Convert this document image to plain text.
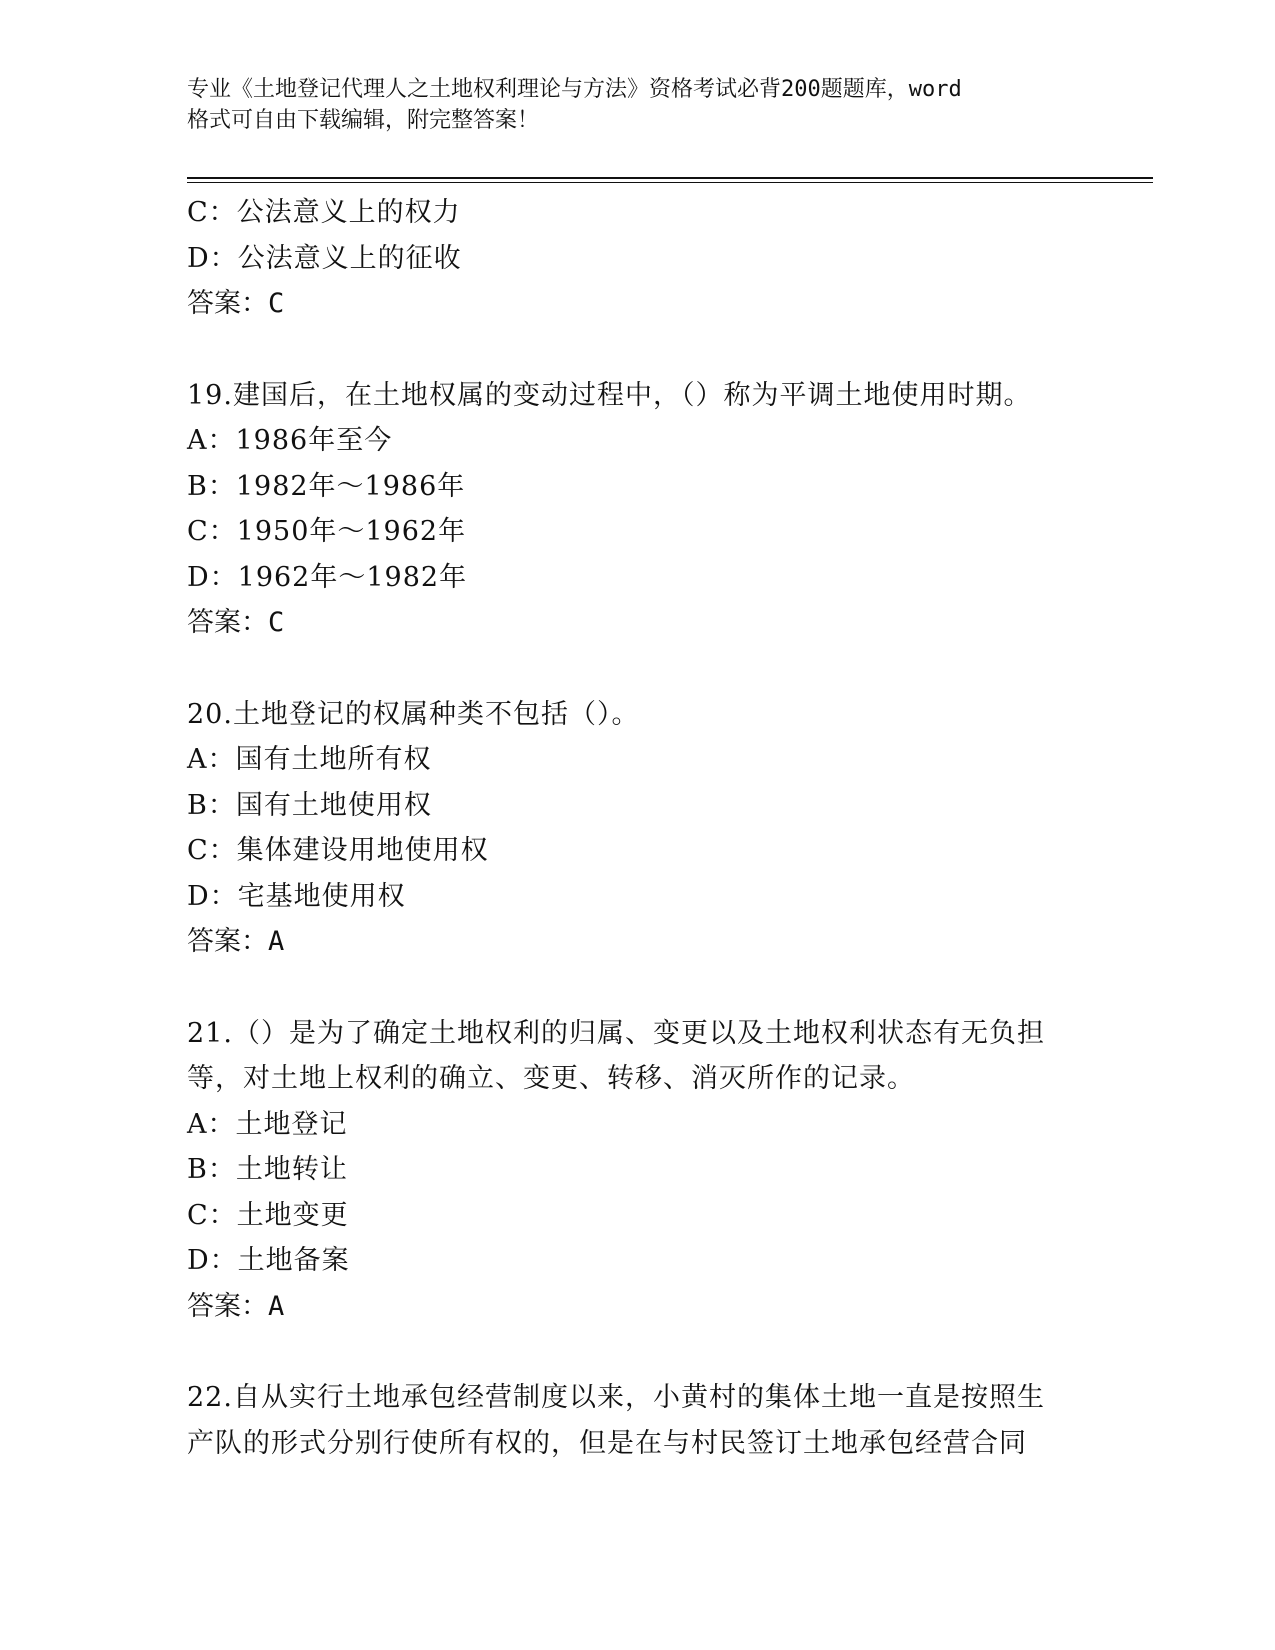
专业《土地登记代理人之土地权利理论与方法》资格考试必背200题题库，word

格式可自由下载编辑，附完整答案！

C：公法意义上的权力
D：公法意义上的征收
答案：C
19.建国后，在土地权属的变动过程中，（）称为平调土地使用时期。
A：1986年至今
B：1982年～1986年
C：1950年～1962年
D：1962年～1982年
答案：C
20.土地登记的权属种类不包括（）。
A：国有土地所有权
B：国有土地使用权
C：集体建设用地使用权
D：宅基地使用权
答案：A
21.（）是为了确定土地权利的归属、变更以及土地权利状态有无负担
等，对土地上权利的确立、变更、转移、消灭所作的记录。
A：土地登记
B：土地转让
C：土地变更
D：土地备案
答案：A
22.自从实行土地承包经营制度以来，小黄村的集体土地一直是按照生
产队的形式分别行使所有权的，但是在与村民签订土地承包经营合同
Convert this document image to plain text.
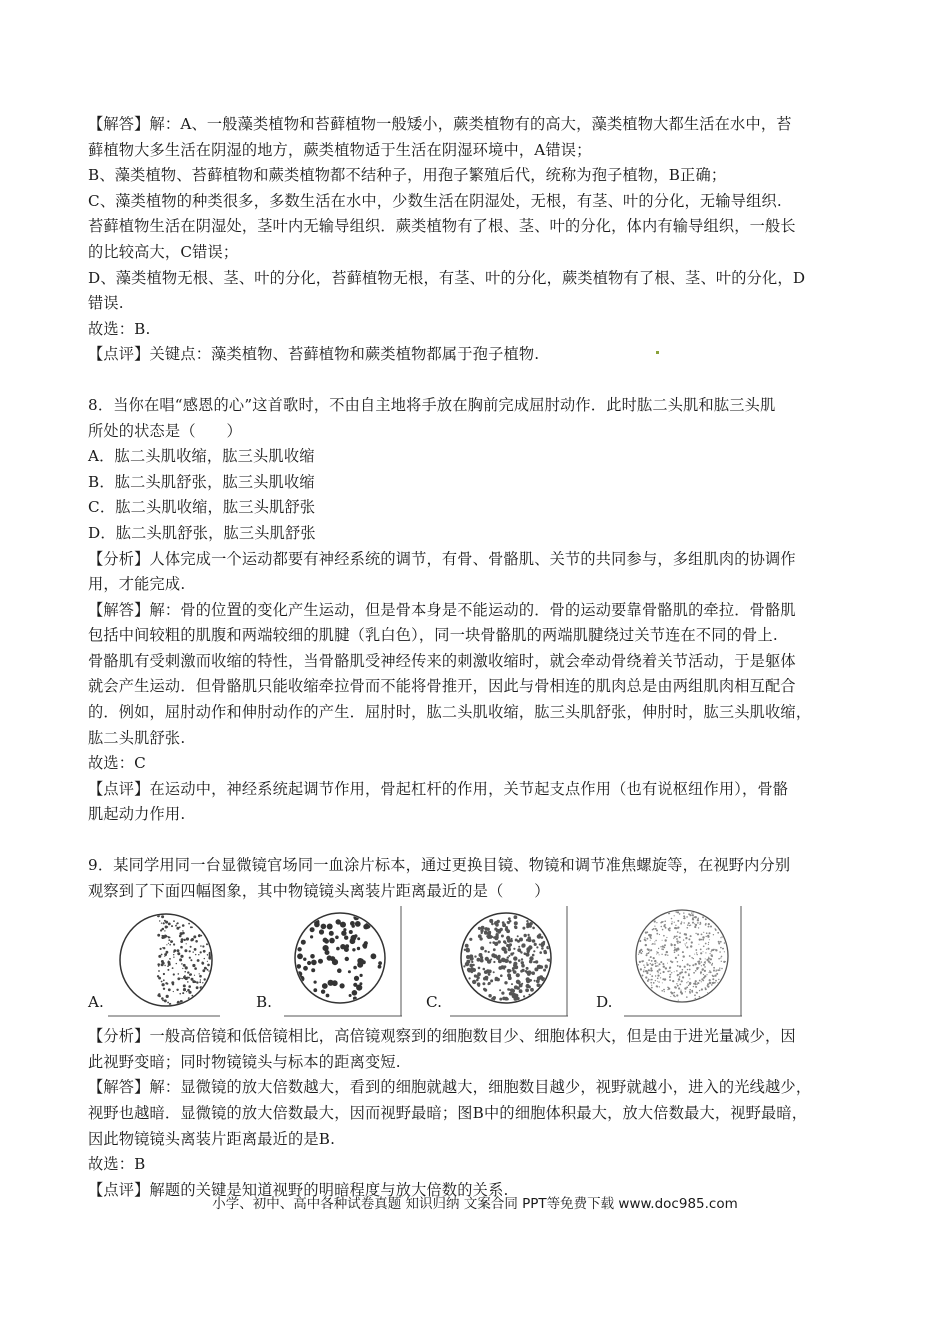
【解答】解：A、一般藻类植物和苔藓植物一般矮小，蕨类植物有的高大，藻类植物大都生活在水中，苔
藓植物大多生活在阴湿的地方，蕨类植物适于生活在阴湿环境中，A错误；
B、藻类植物、苔藓植物和蕨类植物都不结种子，用孢子繁殖后代，统称为孢子植物，B正确；
C、藻类植物的种类很多，多数生活在水中，少数生活在阴湿处，无根，有茎、叶的分化，无输导组织.
苔藓植物生活在阴湿处，茎叶内无输导组织．蕨类植物有了根、茎、叶的分化，体内有输导组织，一般长
的比较高大，C错误；
D、藻类植物无根、茎、叶的分化，苔藓植物无根，有茎、叶的分化，蕨类植物有了根、茎、叶的分化，D
错误.
故选：B.
【点评】关键点：藻类植物、苔藓植物和蕨类植物都属于孢子植物.
8．当你在唱“感恩的心”这首歌时，不由自主地将手放在胸前完成屈肘动作．此时肱二头肌和肱三头肌
所处的状态是（　　）
A．肱二头肌收缩，肱三头肌收缩
B．肱二头肌舒张，肱三头肌收缩
C．肱二头肌收缩，肱三头肌舒张
D．肱二头肌舒张，肱三头肌舒张
【分析】人体完成一个运动都要有神经系统的调节，有骨、骨骼肌、关节的共同参与，多组肌肉的协调作
用，才能完成.
【解答】解：骨的位置的变化产生运动，但是骨本身是不能运动的．骨的运动要靠骨骼肌的牵拉．骨骼肌
包括中间较粗的肌腹和两端较细的肌腱（乳白色），同一块骨骼肌的两端肌腱绕过关节连在不同的骨上.
骨骼肌有受刺激而收缩的特性，当骨骼肌受神经传来的刺激收缩时，就会牵动骨绕着关节活动，于是躯体
就会产生运动．但骨骼肌只能收缩牵拉骨而不能将骨推开，因此与骨相连的肌肉总是由两组肌肉相互配合
的．例如，屈肘动作和伸肘动作的产生．屈肘时，肱二头肌收缩，肱三头肌舒张，伸肘时，肱三头肌收缩，
肱二头肌舒张.
故选：C
【点评】在运动中，神经系统起调节作用，骨起杠杆的作用，关节起支点作用（也有说枢纽作用），骨骼
肌起动力作用.
9．某同学用同一台显微镜官场同一血涂片标本，通过更换目镜、物镜和调节准焦螺旋等，在视野内分别
观察到了下面四幅图象，其中物镜镜头离装片距离最近的是（　　）
A.	B.	C.	D.
【分析】一般高倍镜和低倍镜相比，高倍镜观察到的细胞数目少、细胞体积大，但是由于进光量减少，因
此视野变暗；同时物镜镜头与标本的距离变短.
【解答】解：显微镜的放大倍数越大，看到的细胞就越大，细胞数目越少，视野就越小，进入的光线越少，
视野也越暗．显微镜的放大倍数最大，因而视野最暗；图B中的细胞体积最大，放大倍数最大，视野最暗，
因此物镜镜头离装片距离最近的是B.
故选：B
【点评】解题的关键是知道视野的明暗程度与放大倍数的关系.
小学、初中、高中各种试卷真题 知识归纳 文案合同 PPT等免费下载 www.doc985.com
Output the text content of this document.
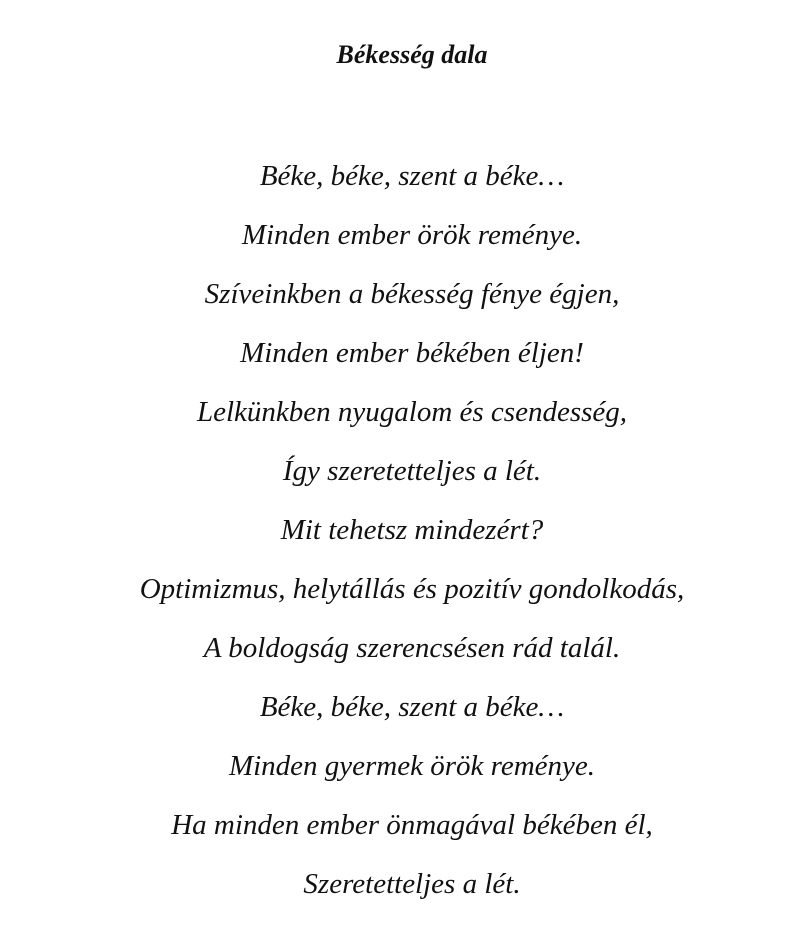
Békesség dala

Béke, béke, szent a béke…

Minden ember örök reménye.

Szíveinkben a békesség fénye égjen,

Minden ember békében éljen!

Lelkünkben nyugalom és csendesség,

Így szeretetteljes a lét.

Mit tehetsz mindezért?

Optimizmus, helytállás és pozitív gondolkodás,

A boldogság szerencsésen rád talál.

Béke, béke, szent a béke…

Minden gyermek örök reménye.

Ha minden ember önmagával békében él,

Szeretetteljes a lét.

○ ○ ○ ○ ○ ○ ○

**What is needed**
Look through the records and gather every line containing "örök".

**The answer**
Minden ember örök reménye.
Minden gyermek örök reménye.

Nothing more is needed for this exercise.